TASK TO CARRY OUT: Scan the entries below and extract each line with the word "inability" in it.

═══ PROVIDED ENTRIES

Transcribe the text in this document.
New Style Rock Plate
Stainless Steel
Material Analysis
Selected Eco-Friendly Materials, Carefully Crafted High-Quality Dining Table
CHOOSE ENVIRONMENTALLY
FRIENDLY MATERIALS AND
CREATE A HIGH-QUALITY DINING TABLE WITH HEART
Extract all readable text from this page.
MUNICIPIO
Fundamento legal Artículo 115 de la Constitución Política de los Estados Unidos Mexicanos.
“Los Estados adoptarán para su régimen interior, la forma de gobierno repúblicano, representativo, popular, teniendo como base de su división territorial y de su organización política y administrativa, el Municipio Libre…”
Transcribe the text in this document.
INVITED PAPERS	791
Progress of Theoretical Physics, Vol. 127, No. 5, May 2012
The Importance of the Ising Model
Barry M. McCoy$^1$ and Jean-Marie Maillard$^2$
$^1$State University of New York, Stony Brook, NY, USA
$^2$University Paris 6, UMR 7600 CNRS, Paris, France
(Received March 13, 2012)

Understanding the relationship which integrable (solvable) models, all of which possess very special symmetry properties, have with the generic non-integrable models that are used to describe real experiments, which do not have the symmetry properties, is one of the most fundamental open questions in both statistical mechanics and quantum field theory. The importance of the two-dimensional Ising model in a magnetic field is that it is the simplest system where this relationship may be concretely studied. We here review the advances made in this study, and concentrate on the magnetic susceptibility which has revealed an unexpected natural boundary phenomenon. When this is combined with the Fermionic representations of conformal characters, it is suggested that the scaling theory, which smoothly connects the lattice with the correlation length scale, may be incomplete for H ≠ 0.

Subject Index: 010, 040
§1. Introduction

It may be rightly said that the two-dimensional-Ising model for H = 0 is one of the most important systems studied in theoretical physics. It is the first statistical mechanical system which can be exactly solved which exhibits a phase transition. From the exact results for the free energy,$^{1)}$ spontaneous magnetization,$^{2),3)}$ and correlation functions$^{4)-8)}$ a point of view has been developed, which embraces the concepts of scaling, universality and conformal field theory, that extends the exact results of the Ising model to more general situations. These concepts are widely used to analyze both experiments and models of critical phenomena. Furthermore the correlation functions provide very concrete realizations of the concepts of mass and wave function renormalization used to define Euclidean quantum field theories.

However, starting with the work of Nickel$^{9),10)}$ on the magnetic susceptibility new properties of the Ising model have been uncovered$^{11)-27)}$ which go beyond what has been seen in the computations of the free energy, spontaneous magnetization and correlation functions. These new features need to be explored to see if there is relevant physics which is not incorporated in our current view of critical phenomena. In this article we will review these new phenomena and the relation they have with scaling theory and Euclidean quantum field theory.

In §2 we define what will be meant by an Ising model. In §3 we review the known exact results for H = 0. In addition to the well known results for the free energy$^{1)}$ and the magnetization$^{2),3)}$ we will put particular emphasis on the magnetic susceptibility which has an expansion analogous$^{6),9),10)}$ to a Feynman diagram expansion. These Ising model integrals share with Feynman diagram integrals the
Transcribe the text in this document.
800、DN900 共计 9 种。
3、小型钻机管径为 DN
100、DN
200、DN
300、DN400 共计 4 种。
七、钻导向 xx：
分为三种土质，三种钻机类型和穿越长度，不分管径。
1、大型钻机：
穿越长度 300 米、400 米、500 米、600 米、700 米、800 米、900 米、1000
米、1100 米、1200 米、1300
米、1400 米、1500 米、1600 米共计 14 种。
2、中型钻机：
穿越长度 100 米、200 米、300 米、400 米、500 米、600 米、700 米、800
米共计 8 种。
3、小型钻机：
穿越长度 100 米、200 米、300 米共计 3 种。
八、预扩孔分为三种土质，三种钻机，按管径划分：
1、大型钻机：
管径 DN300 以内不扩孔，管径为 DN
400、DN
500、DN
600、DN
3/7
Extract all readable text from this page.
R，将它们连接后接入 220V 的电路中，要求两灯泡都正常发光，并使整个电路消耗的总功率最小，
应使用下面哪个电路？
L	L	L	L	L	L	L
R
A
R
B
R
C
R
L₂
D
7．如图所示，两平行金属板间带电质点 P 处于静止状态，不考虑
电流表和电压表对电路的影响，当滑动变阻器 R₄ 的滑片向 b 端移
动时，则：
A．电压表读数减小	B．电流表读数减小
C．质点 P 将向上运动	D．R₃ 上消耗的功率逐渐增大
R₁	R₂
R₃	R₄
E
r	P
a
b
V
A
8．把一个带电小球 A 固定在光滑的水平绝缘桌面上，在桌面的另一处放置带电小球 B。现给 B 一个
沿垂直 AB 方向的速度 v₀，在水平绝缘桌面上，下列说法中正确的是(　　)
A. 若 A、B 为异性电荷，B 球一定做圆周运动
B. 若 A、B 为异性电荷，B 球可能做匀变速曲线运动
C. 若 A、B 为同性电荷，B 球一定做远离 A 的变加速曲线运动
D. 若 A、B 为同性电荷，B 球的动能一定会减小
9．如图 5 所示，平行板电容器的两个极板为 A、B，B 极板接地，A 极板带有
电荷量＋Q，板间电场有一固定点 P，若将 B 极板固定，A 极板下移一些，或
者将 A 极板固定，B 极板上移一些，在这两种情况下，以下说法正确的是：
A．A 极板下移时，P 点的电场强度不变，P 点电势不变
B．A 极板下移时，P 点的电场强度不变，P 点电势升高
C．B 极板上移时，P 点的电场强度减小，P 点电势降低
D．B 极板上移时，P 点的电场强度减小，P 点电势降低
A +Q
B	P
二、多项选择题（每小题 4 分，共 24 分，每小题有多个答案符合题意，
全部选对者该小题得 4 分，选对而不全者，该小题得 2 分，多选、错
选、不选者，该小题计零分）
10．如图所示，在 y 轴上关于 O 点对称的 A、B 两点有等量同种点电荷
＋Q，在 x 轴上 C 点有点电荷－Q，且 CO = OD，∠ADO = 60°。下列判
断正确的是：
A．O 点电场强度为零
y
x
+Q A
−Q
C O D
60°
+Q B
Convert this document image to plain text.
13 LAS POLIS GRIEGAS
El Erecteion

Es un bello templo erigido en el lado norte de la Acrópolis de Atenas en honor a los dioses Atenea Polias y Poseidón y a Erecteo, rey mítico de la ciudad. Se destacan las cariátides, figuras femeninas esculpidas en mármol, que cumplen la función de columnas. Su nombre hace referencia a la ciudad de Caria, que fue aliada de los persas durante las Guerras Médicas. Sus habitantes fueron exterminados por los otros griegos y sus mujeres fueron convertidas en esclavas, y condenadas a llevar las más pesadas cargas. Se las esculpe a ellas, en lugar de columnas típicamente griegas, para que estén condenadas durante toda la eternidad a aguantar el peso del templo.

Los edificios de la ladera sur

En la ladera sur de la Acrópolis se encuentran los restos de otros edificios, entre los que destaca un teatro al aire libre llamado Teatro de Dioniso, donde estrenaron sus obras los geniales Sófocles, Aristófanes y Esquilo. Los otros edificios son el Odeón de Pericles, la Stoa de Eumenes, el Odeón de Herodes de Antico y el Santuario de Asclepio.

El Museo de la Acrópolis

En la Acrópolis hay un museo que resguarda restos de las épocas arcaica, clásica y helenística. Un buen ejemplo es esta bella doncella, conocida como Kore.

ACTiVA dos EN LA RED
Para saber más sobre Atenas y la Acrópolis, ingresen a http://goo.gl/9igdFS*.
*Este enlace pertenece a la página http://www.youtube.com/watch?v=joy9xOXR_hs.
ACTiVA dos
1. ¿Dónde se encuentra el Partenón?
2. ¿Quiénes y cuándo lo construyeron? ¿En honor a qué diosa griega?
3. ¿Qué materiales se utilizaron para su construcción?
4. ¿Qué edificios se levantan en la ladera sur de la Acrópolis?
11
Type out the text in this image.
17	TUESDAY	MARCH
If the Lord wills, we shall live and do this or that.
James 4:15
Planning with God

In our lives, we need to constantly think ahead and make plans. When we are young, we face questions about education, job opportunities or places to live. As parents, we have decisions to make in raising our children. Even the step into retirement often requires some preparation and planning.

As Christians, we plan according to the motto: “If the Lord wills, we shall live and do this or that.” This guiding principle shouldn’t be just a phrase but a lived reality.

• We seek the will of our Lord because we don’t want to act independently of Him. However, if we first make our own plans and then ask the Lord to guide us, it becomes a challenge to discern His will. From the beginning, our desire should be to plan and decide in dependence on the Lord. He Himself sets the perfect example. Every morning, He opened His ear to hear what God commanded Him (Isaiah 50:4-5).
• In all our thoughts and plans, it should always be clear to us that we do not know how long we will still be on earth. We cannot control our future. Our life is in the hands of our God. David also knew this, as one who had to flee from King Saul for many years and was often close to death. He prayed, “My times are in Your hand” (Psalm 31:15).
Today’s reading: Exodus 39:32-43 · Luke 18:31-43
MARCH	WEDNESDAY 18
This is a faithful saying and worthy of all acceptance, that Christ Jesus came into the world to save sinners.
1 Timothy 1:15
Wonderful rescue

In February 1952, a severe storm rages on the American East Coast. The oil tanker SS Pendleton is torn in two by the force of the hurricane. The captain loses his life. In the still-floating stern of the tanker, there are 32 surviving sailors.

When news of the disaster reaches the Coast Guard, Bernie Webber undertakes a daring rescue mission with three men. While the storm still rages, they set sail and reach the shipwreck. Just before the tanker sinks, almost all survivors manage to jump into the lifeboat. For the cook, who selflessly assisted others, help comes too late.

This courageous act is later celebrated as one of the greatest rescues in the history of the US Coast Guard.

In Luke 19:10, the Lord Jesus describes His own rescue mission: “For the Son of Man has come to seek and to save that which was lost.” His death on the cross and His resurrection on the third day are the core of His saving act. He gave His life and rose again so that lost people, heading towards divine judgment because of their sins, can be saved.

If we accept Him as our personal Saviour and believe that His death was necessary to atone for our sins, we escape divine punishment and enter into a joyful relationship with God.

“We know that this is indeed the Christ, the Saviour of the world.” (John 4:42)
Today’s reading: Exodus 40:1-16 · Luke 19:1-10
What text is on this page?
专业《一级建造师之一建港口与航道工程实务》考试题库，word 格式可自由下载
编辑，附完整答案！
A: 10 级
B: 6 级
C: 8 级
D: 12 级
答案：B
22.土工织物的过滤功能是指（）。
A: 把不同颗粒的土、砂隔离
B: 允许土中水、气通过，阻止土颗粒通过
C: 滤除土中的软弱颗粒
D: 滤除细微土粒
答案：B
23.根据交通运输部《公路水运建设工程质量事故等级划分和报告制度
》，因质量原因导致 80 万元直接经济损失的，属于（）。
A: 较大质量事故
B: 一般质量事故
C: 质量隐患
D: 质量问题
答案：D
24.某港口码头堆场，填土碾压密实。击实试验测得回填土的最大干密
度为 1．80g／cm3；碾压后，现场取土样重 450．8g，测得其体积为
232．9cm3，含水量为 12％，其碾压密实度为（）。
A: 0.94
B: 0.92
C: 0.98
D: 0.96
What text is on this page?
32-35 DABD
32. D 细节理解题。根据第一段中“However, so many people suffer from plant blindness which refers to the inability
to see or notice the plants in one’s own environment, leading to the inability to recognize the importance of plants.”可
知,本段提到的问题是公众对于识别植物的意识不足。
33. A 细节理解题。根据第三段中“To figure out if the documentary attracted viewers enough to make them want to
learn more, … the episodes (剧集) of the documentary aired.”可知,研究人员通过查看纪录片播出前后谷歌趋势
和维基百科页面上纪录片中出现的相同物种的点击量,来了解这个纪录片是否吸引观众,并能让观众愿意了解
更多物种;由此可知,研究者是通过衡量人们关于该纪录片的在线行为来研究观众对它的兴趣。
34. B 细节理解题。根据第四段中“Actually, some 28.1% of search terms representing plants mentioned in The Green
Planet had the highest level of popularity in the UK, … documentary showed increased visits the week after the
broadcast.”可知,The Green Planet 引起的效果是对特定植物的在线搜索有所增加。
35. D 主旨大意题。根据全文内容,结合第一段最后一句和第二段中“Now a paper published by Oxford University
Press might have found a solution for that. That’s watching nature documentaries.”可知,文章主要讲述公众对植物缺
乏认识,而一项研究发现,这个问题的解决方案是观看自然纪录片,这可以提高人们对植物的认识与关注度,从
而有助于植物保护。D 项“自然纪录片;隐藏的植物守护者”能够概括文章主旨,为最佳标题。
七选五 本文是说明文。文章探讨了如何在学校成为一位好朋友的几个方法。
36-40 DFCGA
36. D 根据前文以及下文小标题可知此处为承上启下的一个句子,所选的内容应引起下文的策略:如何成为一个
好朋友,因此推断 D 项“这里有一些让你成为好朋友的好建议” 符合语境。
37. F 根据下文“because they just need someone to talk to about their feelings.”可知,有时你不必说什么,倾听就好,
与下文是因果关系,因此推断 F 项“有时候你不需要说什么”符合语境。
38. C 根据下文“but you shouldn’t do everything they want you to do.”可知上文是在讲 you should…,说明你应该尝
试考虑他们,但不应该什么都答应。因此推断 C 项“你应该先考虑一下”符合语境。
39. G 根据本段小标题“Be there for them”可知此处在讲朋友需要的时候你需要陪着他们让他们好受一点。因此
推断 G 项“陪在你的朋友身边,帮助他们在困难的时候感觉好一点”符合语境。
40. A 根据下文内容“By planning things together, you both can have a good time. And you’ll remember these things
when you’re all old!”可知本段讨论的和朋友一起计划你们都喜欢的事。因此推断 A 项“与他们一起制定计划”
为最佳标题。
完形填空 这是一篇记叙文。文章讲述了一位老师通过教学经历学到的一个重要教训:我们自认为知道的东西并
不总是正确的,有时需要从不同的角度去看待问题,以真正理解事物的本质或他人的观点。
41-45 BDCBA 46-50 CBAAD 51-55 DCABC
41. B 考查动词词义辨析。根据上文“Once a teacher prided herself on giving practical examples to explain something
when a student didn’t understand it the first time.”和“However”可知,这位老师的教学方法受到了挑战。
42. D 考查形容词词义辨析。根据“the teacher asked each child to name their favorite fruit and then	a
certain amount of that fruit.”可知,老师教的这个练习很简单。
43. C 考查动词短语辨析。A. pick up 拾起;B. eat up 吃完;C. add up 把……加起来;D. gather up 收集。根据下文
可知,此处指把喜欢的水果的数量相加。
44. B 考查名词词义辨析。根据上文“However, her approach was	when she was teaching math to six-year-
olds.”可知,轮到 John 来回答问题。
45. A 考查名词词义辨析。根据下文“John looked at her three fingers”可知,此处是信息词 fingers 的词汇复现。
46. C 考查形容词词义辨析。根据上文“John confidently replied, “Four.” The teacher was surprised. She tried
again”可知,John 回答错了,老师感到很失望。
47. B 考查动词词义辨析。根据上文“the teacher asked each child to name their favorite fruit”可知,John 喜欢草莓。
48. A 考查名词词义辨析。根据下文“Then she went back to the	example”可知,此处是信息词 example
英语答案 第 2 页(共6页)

══════

ANSWER TO THIS PROBLEM:
32. D 细节理解题。根据第一段中“However, so many people suffer from plant blindness which refers to the inability
to see or notice the plants in one’s own environment, leading to the inability to recognize the importance of plants.”可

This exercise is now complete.